#### TASK PROMPT
Below is some material; set it all down exactly, apart from the pictures.
———
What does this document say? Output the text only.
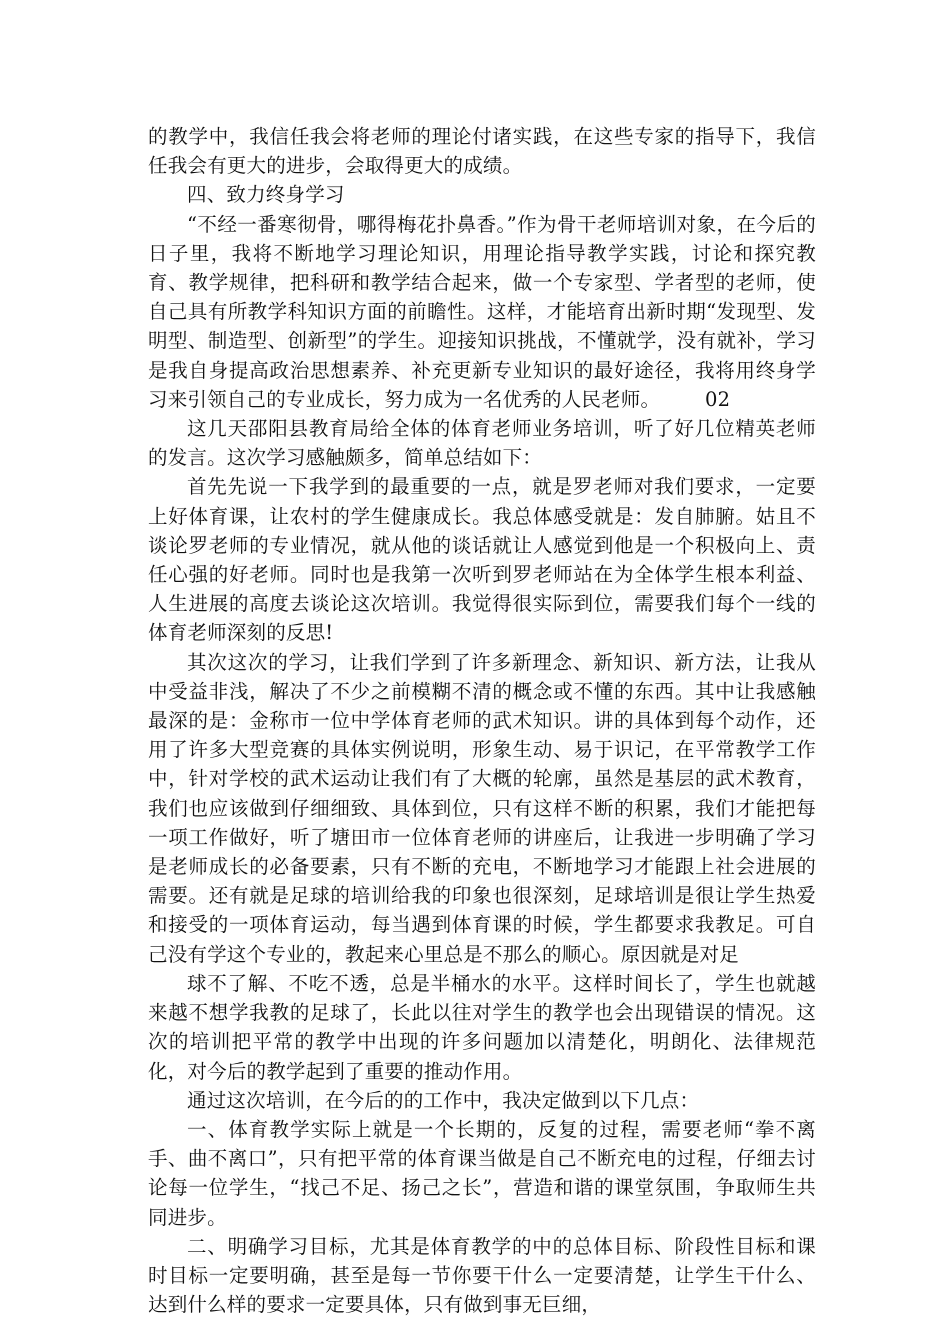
的教学中，我信任我会将老师的理论付诸实践，在这些专家的指导下，我信任我会有更大的进步，会取得更大的成绩。

四、致力终身学习

“不经一番寒彻骨，哪得梅花扑鼻香。”作为骨干老师培训对象，在今后的日子里，我将不断地学习理论知识，用理论指导教学实践，讨论和探究教育、教学规律，把科研和教学结合起来，做一个专家型、学者型的老师，使自己具有所教学科知识方面的前瞻性。这样，才能培育出新时期“发现型、发明型、制造型、创新型”的学生。迎接知识挑战，不懂就学，没有就补，学习是我自身提高政治思想素养、补充更新专业知识的最好途径，我将用终身学习来引领自己的专业成长，努力成为一名优秀的人民老师。       02

这几天邵阳县教育局给全体的体育老师业务培训，听了好几位精英老师的发言。这次学习感触颇多，简单总结如下：

首先先说一下我学到的最重要的一点，就是罗老师对我们要求，一定要上好体育课，让农村的学生健康成长。我总体感受就是：发自肺腑。姑且不谈论罗老师的专业情况，就从他的谈话就让人感觉到他是一个积极向上、责任心强的好老师。同时也是我第一次听到罗老师站在为全体学生根本利益、人生进展的高度去谈论这次培训。我觉得很实际到位，需要我们每个一线的体育老师深刻的反思!

其次这次的学习，让我们学到了许多新理念、新知识、新方法，让我从中受益非浅，解决了不少之前模糊不清的概念或不懂的东西。其中让我感触最深的是：金称市一位中学体育老师的武术知识。讲的具体到每个动作，还用了许多大型竞赛的具体实例说明，形象生动、易于识记，在平常教学工作中，针对学校的武术运动让我们有了大概的轮廓，虽然是基层的武术教育，我们也应该做到仔细细致、具体到位，只有这样不断的积累，我们才能把每一项工作做好，听了塘田市一位体育老师的讲座后，让我进一步明确了学习是老师成长的必备要素，只有不断的充电，不断地学习才能跟上社会进展的需要。还有就是足球的培训给我的印象也很深刻，足球培训是很让学生热爱和接受的一项体育运动，每当遇到体育课的时候，学生都要求我教足。可自己没有学这个专业的，教起来心里总是不那么的顺心。原因就是对足

球不了解、不吃不透，总是半桶水的水平。这样时间长了，学生也就越来越不想学我教的足球了，长此以往对学生的教学也会出现错误的情况。这次的培训把平常的教学中出现的许多问题加以清楚化，明朗化、法律规范化，对今后的教学起到了重要的推动作用。

通过这次培训，在今后的的工作中，我决定做到以下几点：

一、体育教学实际上就是一个长期的，反复的过程，需要老师“拳不离手、曲不离口”，只有把平常的体育课当做是自己不断充电的过程，仔细去讨论每一位学生，“找己不足、扬己之长”，营造和谐的课堂氛围，争取师生共同进步。

二、明确学习目标，尤其是体育教学的中的总体目标、阶段性目标和课时目标一定要明确，甚至是每一节你要干什么一定要清楚，让学生干什么、达到什么样的要求一定要具体，只有做到事无巨细，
———
#### ANSWER
What does this document say? Output the text only.
的教学中，我信任我会将老师的理论付诸实践，在这些专家的指导下，我信任我会有更大的进步，会取得更大的成绩。

四、致力终身学习

“不经一番寒彻骨，哪得梅花扑鼻香。”作为骨干老师培训对象，在今后的日子里，我将不断地学习理论知识，用理论指导教学实践，讨论和探究教育、教学规律，把科研和教学结合起来，做一个专家型、学者型的老师，使自己具有所教学科知识方面的前瞻性。这样，才能培育出新时期“发现型、发明型、制造型、创新型”的学生。迎接知识挑战，不懂就学，没有就补，学习是我自身提高政治思想素养、补充更新专业知识的最好途径，我将用终身学习来引领自己的专业成长，努力成为一名优秀的人民老师。       02

这几天邵阳县教育局给全体的体育老师业务培训，听了好几位精英老师的发言。这次学习感触颇多，简单总结如下：

首先先说一下我学到的最重要的一点，就是罗老师对我们要求，一定要上好体育课，让农村的学生健康成长。我总体感受就是：发自肺腑。姑且不谈论罗老师的专业情况，就从他的谈话就让人感觉到他是一个积极向上、责任心强的好老师。同时也是我第一次听到罗老师站在为全体学生根本利益、人生进展的高度去谈论这次培训。我觉得很实际到位，需要我们每个一线的体育老师深刻的反思!

其次这次的学习，让我们学到了许多新理念、新知识、新方法，让我从中受益非浅，解决了不少之前模糊不清的概念或不懂的东西。其中让我感触最深的是：金称市一位中学体育老师的武术知识。讲的具体到每个动作，还用了许多大型竞赛的具体实例说明，形象生动、易于识记，在平常教学工作中，针对学校的武术运动让我们有了大概的轮廓，虽然是基层的武术教育，我们也应该做到仔细细致、具体到位，只有这样不断的积累，我们才能把每一项工作做好，听了塘田市一位体育老师的讲座后，让我进一步明确了学习是老师成长的必备要素，只有不断的充电，不断地学习才能跟上社会进展的需要。还有就是足球的培训给我的印象也很深刻，足球培训是很让学生热爱和接受的一项体育运动，每当遇到体育课的时候，学生都要求我教足。可自己没有学这个专业的，教起来心里总是不那么的顺心。原因就是对足

球不了解、不吃不透，总是半桶水的水平。这样时间长了，学生也就越来越不想学我教的足球了，长此以往对学生的教学也会出现错误的情况。这次的培训把平常的教学中出现的许多问题加以清楚化，明朗化、法律规范化，对今后的教学起到了重要的推动作用。

通过这次培训，在今后的的工作中，我决定做到以下几点：

一、体育教学实际上就是一个长期的，反复的过程，需要老师“拳不离手、曲不离口”，只有把平常的体育课当做是自己不断充电的过程，仔细去讨论每一位学生，“找己不足、扬己之长”，营造和谐的课堂氛围，争取师生共同进步。

二、明确学习目标，尤其是体育教学的中的总体目标、阶段性目标和课时目标一定要明确，甚至是每一节你要干什么一定要清楚，让学生干什么、达到什么样的要求一定要具体，只有做到事无巨细，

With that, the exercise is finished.